> [WORK TO COMPLETE]
1. For the passage below on map and calendar data, mark each statement yes or no and quote the deciding words from the passage. (a) Users can add points of interest that the external data source doesn't have. (b) Personal calendars and events are kept in the geo-temporal data store. (c) Older ratings should count more than recent ones.
2. Proceed with the passage below on map and calendar data, picking up after its last sentence.

> [PASSAGE SHOWN]

· · · ·

Geographic data 180 includes addresses, POIs, location coordinates, etc. supplied by an external data source such as Navteq®. Geographic data 180 also includes POIs supplied by map application 131 users 110, 111. For instance, a new restaurant not yet captured by Navteq® but located at an existing address could be added by a user. Additionally, “the fence” at Carnegie Mellon University will likely never be added to Navteq®, but a particular embodiment allows users to add it anyway. A geographic data compiler 170 draws from a geographic data source 180 and distributes that data among compiled geographic data stores 160 to maximize scalability according to predicted usage patterns.

POI tag data 181 comes from map application 131 users 110, 111 who mark POIs with their own tags. For example, the original geographic data source may mark a POI only as a restaurant. Users may mark that POI as a “Jazz club” or “Piano Bar”. These tags will help users in future discover that specific POI using terms which are very natural for users to try. A POI tag data compiler 171 draws from a POI tag data source 181 and distributes that data among compiled POI tag data stores 161 to maximize scalability according to predicted usage patterns.

Geo-temporal data 182 comes from calendar application 132 users 110, 111 who create calendars and events for POIs and addresses. The geo-temporal data for POIs and addresses are persisted in the geo-temporal data-store. A Geo-temporal data compiler 172 draws from the geo-temporal data store 182 and distributes that data among compiled geo-temporal data stores 162 to maximize scalability according to predicted usage patterns.

Calendar application 132 users 110, 111 also create personal calendars and events, but these may be stored elsewhere and are not considered in further in the description herein.

Compiled Geo-temporal data 162 also comes from general web content. This is gathered via a geo-temporal content compiler 173 which scans incoming web content 143, 183 for geo-temporal data adding it to the compiled geo-temporal data stores 162 to maximize scalability according to predicted usage patterns. For example, a news story written in Seattle on Jun. 15, 2007 about a store robbery in Seattle which took place on Jun. 13, 2007 would yield an event entry in Seattle automatically tagged with “robbery” or some such key words from the article. In this way, various embodiments have the capacity to become an historical record suitable for research.

Tag data is continually being supplied by users. POIs and events do change character over time. As such, it may be important that tag data be weighted to favor recent tags over older tags. Similarly, ratings are continually being supplied by users. POIs and events do change in quality over time. As such, it may be important that ratings be weighed to favor recent ratings over older ratings.

· · · ·

Element box records:
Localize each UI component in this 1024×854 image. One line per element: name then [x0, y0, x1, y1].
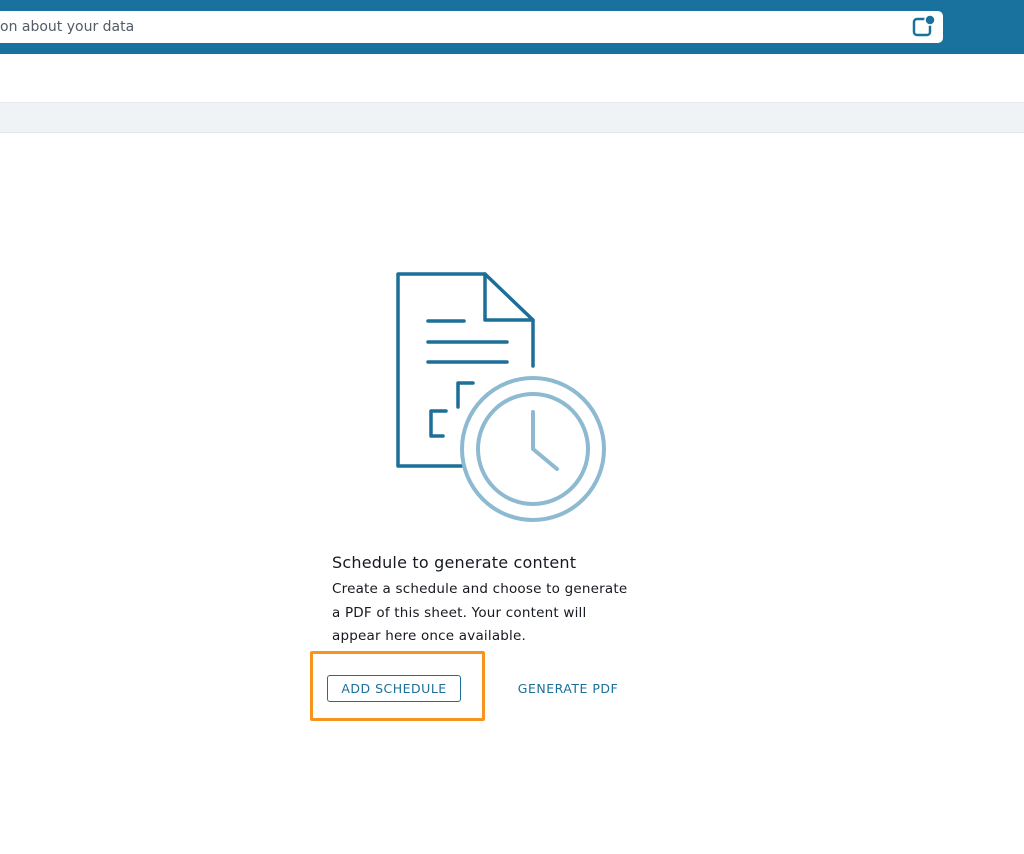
empty-state-description: Create a schedule and choose to generate…	[332, 581, 628, 644]
chat-button[interactable]	[908, 13, 938, 41]
document-clock-icon	[396, 272, 606, 522]
empty-state-title: Schedule to generate content	[332, 553, 577, 572]
document-clock-illustration	[380, 262, 620, 532]
top-bar: on about your data	[0, 0, 1024, 54]
chat-bubble-icon	[912, 14, 936, 37]
generate-pdf-button[interactable]: GENERATE PDF	[506, 675, 630, 702]
sub-header	[0, 54, 1024, 102]
toolbar-strip	[0, 102, 1024, 133]
search-input[interactable]: on about your data	[0, 11, 943, 43]
add-schedule-button[interactable]: ADD SCHEDULE	[327, 675, 461, 702]
search-input-text: on about your data	[0, 19, 135, 35]
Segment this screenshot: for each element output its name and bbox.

· · · ·

> [RESPONSES]
1.
(a) Yes: "Geographic data 180 also includes POIs supplied by map application 131 users 110, 111."
(b) No: "Calendar application 132 users 110, 111 also create personal calendars and events, but these may be stored elsewhere"
(c) No: "it may be important that ratings be weighed to favor recent ratings over older ratings."

2.
FIG. 2 illustrates an embodiment of the User Interface for discovering events and rating and tagging the POIs which host the events. Much like any modern search engine, the search query is a single data entry form element 200 with an optional “search” button 201. The original query 210 is displayed along with the search results in both serial format 222 and on a map 230. Matches in the serial format have labeled markers 220 corresponding to those 221 on the map 230. A mini-detail pop-up 240 is available to the user via some user event or gesture (e.g. hovering over the map tag 221). This abbreviated detail pop-up might contain digest information about the POI 241, abbreviated detail about the POI's calendar for the time frame of interest 242, the POI's current rating 243 along with a means for the user to rate the POI, a means 244 for the user to tag the POI, a link 246 to the POI's calendar and links to events 245 on the abbreviated calendar detail 242. A mini-calendar 250 may be employed to help the user see and manipulate the time bounds on the search. The zoom tool 260 is a tool for narrowing or broadening the map's 230 scale.

FIG. 18 illustrates one possible embodiment of a mini calendar. The mini-calendar 1800 displays temporal context of the current geo-temporal view (either a search results view as in FIG. 2 or a geo-calendar view as in FIG. 4). It displays the current year 1801, a multi-week or even multi-month view of days 1800, the current day 1802 and the names of the displayed months 1803. The mini-calendar 1804 can be used to select days to be used in the query. In 1805, the user has selected the Fridays and Saturdays of August 17, 18, 24, 25, 31 and of September 1, 7 and 8. In mini-calendar 1806, the user has scrolled down into the future by three weeks in time, but has not changed the days selected for the search itself.

Referring to FIG. 3, in a first step 310, the user enters a search query into the search application 130 or possibly directly into the map application 131. Both of these applications forward the request to the search scheduler 140 shown in FIG. 1. In the second step 320, the search scheduler 140 determines if the query contains geo-temporal information. If not, an ordinary search is performed as in step 330 and displays the results 331 as per the ordinary operation of the search application 130 and presents the results to the user using the ordinary search application's user interface.

If, however, the scheduler 140 detects geo-temporal cues in the query, the scheduler will devise a search plan which incorporates the map search service 150, the POI search relevance service 151, and the geo-temporal search service 152. This plan is highlighted in FIG. 1 in bold, green arrows indicating the flow of data among the services and ultimately back to the map application 131. Following the plan at step 320, control is first passed from the search scheduler 140 to the map search service 150. Here at step 340, the map search service 150 determines exactly where, geographically, the user's query indicates. The map search service 150 passes these intermediate results along with the original query to the next stage of the plan which consists of two searches operating in parallel.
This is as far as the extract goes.